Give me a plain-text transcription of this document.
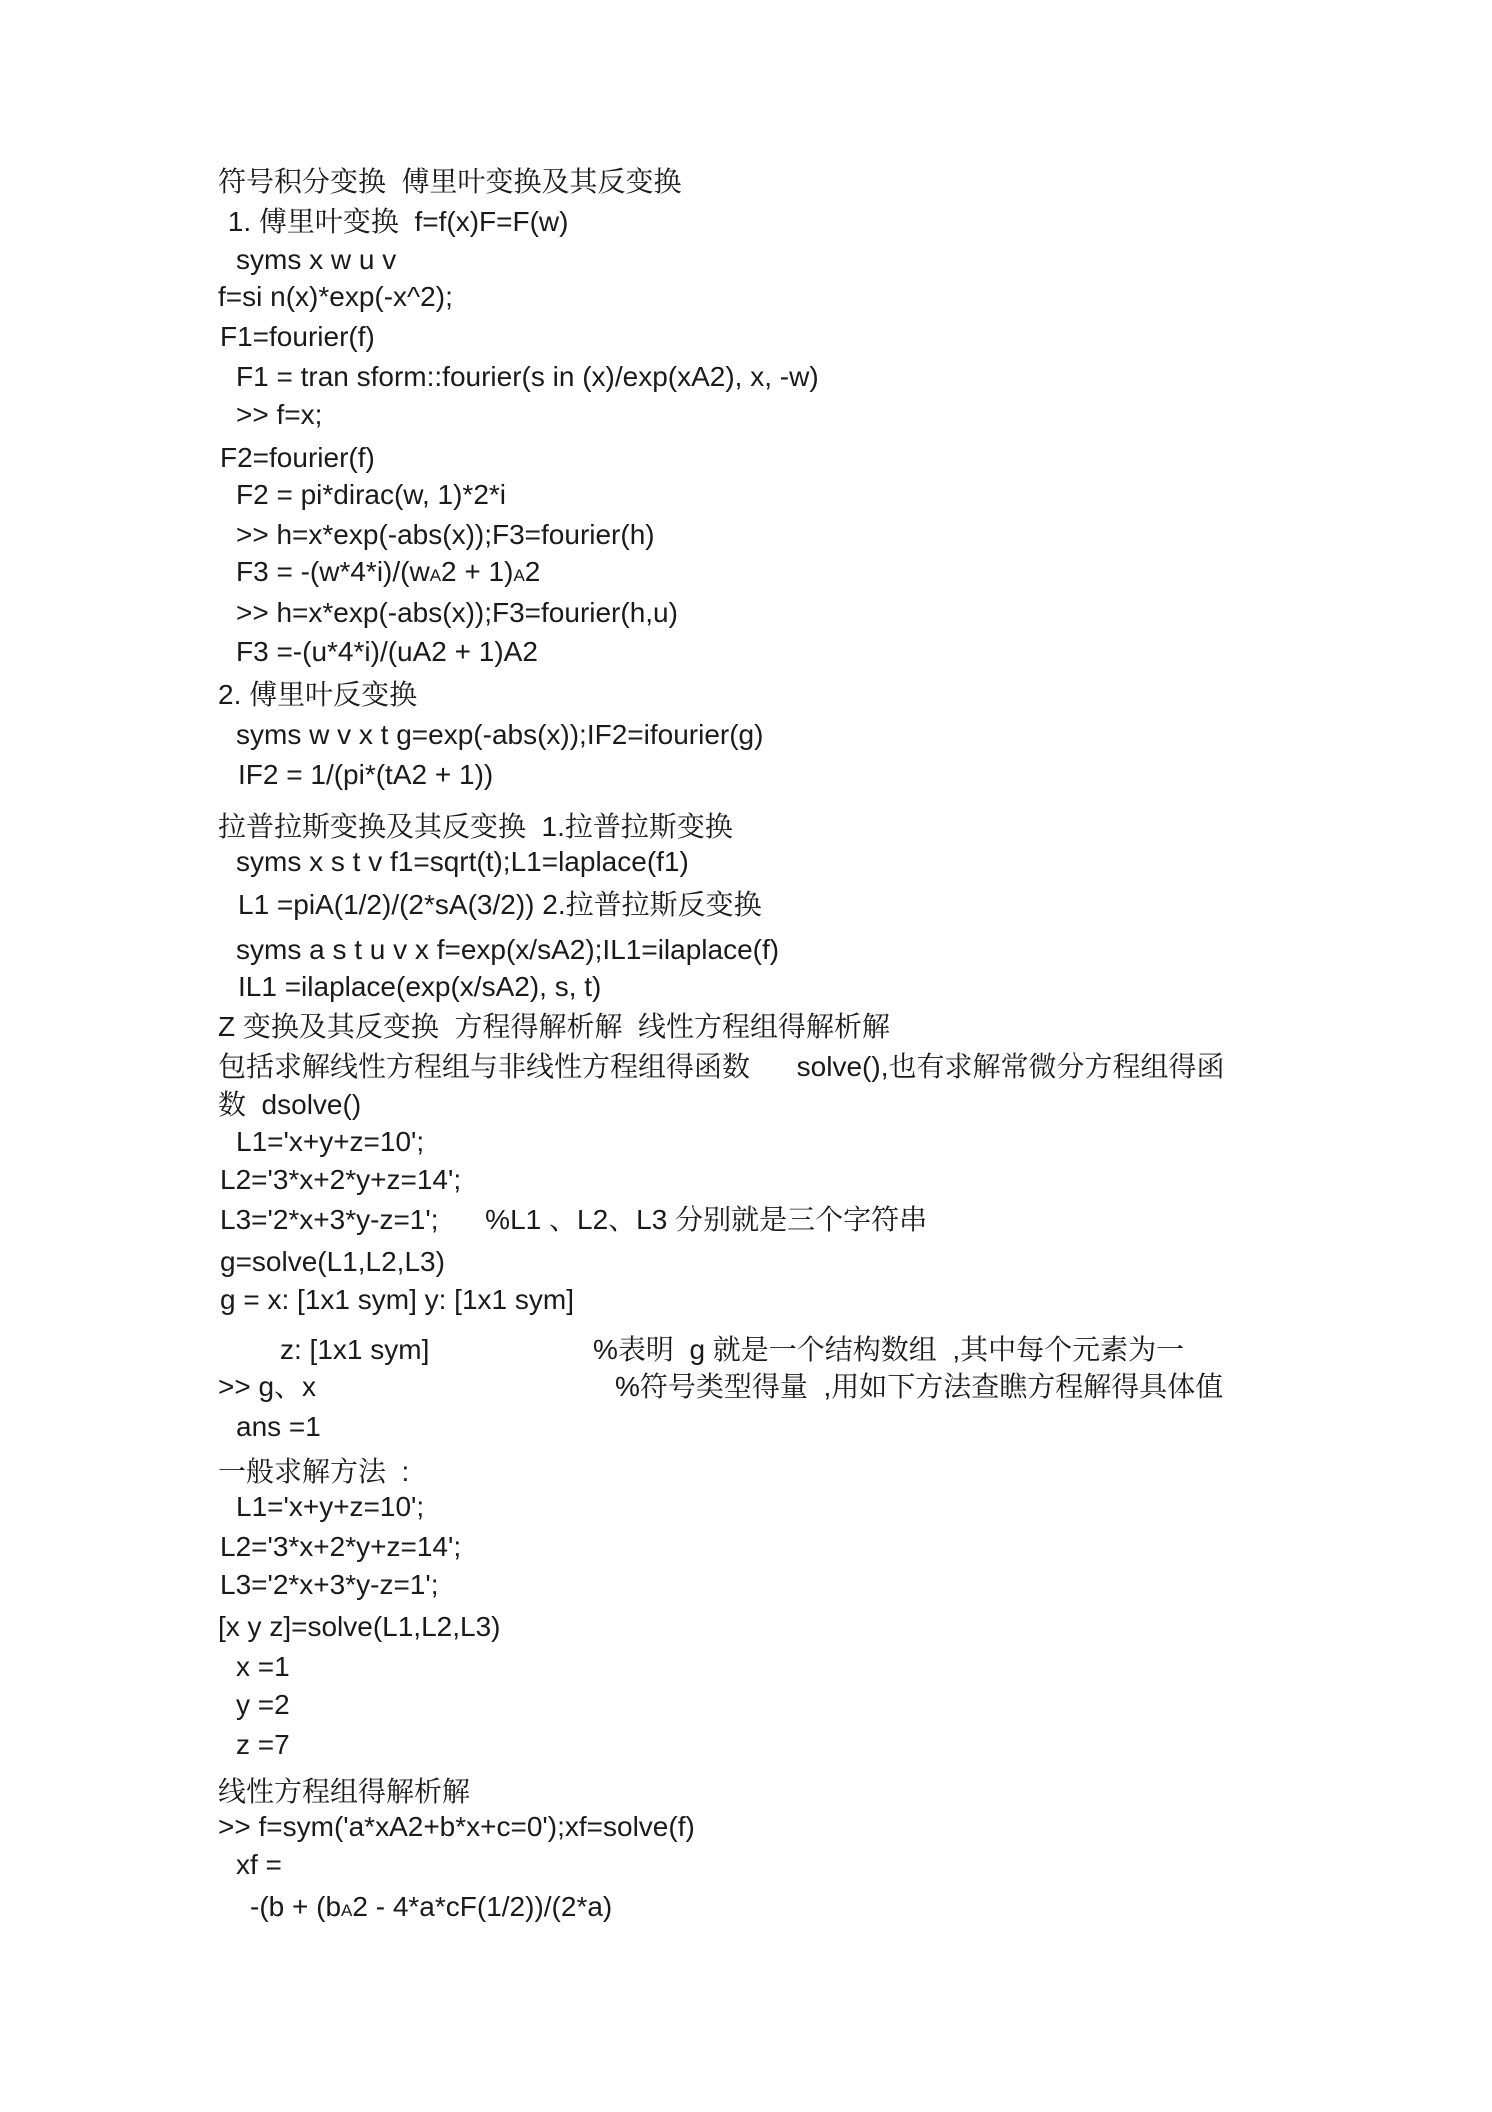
符号积分变换  傅里叶变换及其反变换
1. 傅里叶变换  f=f(x)F=F(w)
syms x w u v
f=si n(x)*exp(-x^2);
F1=fourier(f)
F1 = tran sform::fourier(s in (x)/exp(xA2), x, -w)
>> f=x;
F2=fourier(f)
F2 = pi*dirac(w, 1)*2*i
>> h=x*exp(-abs(x));F3=fourier(h)
F3 = -(w*4*i)/(wA2 + 1)A2
>> h=x*exp(-abs(x));F3=fourier(h,u)
F3 =-(u*4*i)/(uA2 + 1)A2
2. 傅里叶反变换
syms w v x t g=exp(-abs(x));IF2=ifourier(g)
IF2 = 1/(pi*(tA2 + 1))
拉普拉斯变换及其反变换  1.拉普拉斯变换
syms x s t v f1=sqrt(t);L1=laplace(f1)
L1 =piA(1/2)/(2*sA(3/2)) 2.拉普拉斯反变换
syms a s t u v x f=exp(x/sA2);IL1=ilaplace(f)
IL1 =ilaplace(exp(x/sA2), s, t)
Z 变换及其反变换  方程得解析解  线性方程组得解析解
包括求解线性方程组与非线性方程组得函数      solve(),也有求解常微分方程组得函
数  dsolve()
L1='x+y+z=10';
L2='3*x+2*y+z=14';
L3='2*x+3*y-z=1';      %L1 、L2、L3 分别就是三个字符串
g=solve(L1,L2,L3)
g = x: [1x1 sym] y: [1x1 sym]
z: [1x1 sym]	%表明  g 就是一个结构数组  ,其中每个元素为一
>> g、x	%符号类型得量  ,用如下方法查瞧方程解得具体值
ans =1
一般求解方法  :
L1='x+y+z=10';
L2='3*x+2*y+z=14';
L3='2*x+3*y-z=1';
[x y z]=solve(L1,L2,L3)
x =1
y =2
z =7
线性方程组得解析解
>> f=sym('a*xA2+b*x+c=0');xf=solve(f)
xf =
-(b + (bA2 - 4*a*cF(1/2))/(2*a)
────────
> Required work
Choose all lines containing the string "syms" and copy them out.

> Output of the task
syms x w u v
syms w v x t g=exp(-abs(x));IF2=ifourier(g)
syms x s t v f1=sqrt(t);L1=laplace(f1)
syms a s t u v x f=exp(x/sA2);IL1=ilaplace(f)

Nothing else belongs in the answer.